GIVEN EXERCISE:
Go through the data and copy every line exactly, but not the images.

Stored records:
(begin)

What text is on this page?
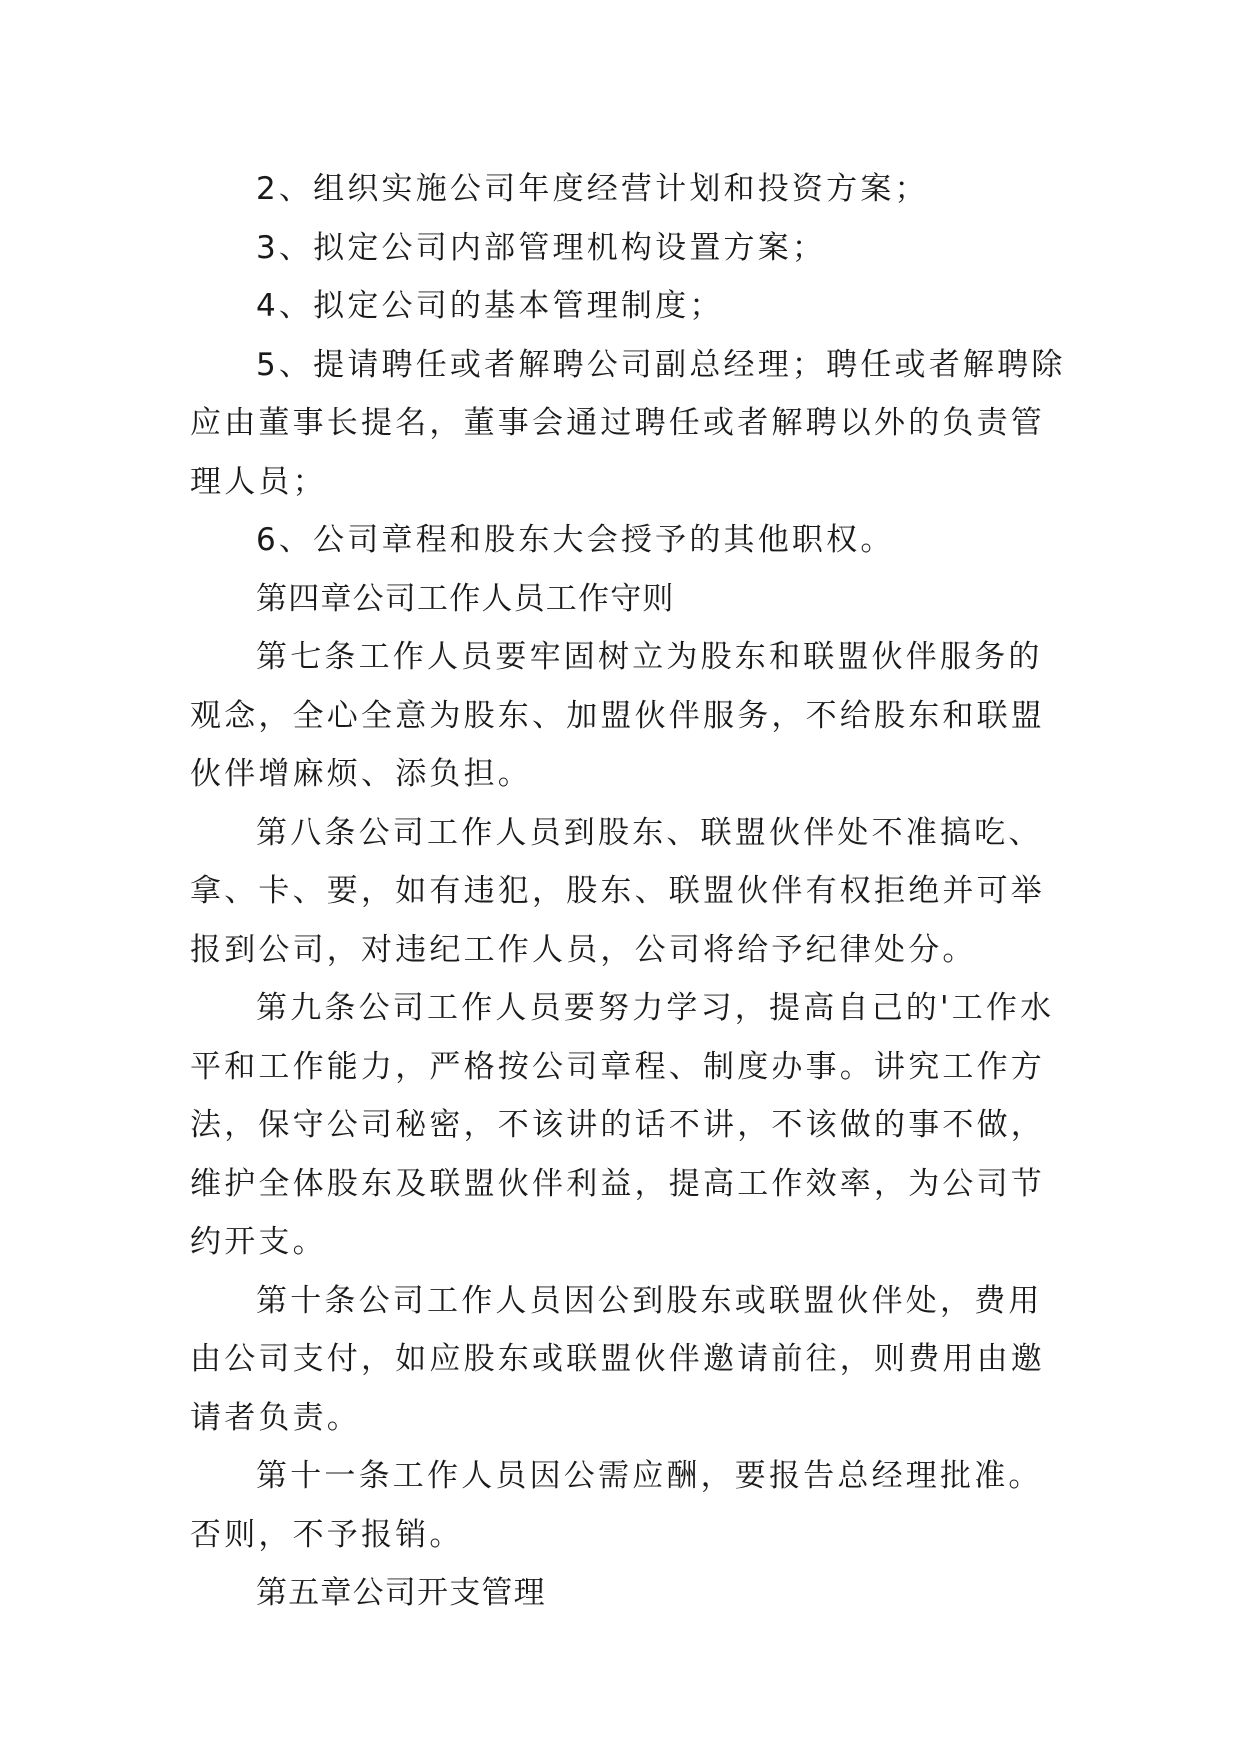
2、组织实施公司年度经营计划和投资方案；

3、拟定公司内部管理机构设置方案；

4、拟定公司的基本管理制度；

5、提请聘任或者解聘公司副总经理；聘任或者解聘除应由董事长提名，董事会通过聘任或者解聘以外的负责管理人员；

6、公司章程和股东大会授予的其他职权。

第四章公司工作人员工作守则

第七条工作人员要牢固树立为股东和联盟伙伴服务的观念，全心全意为股东、加盟伙伴服务，不给股东和联盟伙伴增麻烦、添负担。

第八条公司工作人员到股东、联盟伙伴处不准搞吃、拿、卡、要，如有违犯，股东、联盟伙伴有权拒绝并可举报到公司，对违纪工作人员，公司将给予纪律处分。

第九条公司工作人员要努力学习，提高自己的'工作水平和工作能力，严格按公司章程、制度办事。讲究工作方法，保守公司秘密，不该讲的话不讲，不该做的事不做，维护全体股东及联盟伙伴利益，提高工作效率，为公司节约开支。

第十条公司工作人员因公到股东或联盟伙伴处，费用由公司支付，如应股东或联盟伙伴邀请前往，则费用由邀请者负责。

第十一条工作人员因公需应酬，要报告总经理批准。否则，不予报销。

第五章公司开支管理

(end)

SOLUTION FOR THIS PROBLEM:
What text is on this page?
2、组织实施公司年度经营计划和投资方案；

3、拟定公司内部管理机构设置方案；

4、拟定公司的基本管理制度；

5、提请聘任或者解聘公司副总经理；聘任或者解聘除应由董事长提名，董事会通过聘任或者解聘以外的负责管理人员；

6、公司章程和股东大会授予的其他职权。

第四章公司工作人员工作守则

第七条工作人员要牢固树立为股东和联盟伙伴服务的观念，全心全意为股东、加盟伙伴服务，不给股东和联盟伙伴增麻烦、添负担。

第八条公司工作人员到股东、联盟伙伴处不准搞吃、拿、卡、要，如有违犯，股东、联盟伙伴有权拒绝并可举报到公司，对违纪工作人员，公司将给予纪律处分。

第九条公司工作人员要努力学习，提高自己的'工作水平和工作能力，严格按公司章程、制度办事。讲究工作方法，保守公司秘密，不该讲的话不讲，不该做的事不做，维护全体股东及联盟伙伴利益，提高工作效率，为公司节约开支。

第十条公司工作人员因公到股东或联盟伙伴处，费用由公司支付，如应股东或联盟伙伴邀请前往，则费用由邀请者负责。

第十一条工作人员因公需应酬，要报告总经理批准。否则，不予报销。

第五章公司开支管理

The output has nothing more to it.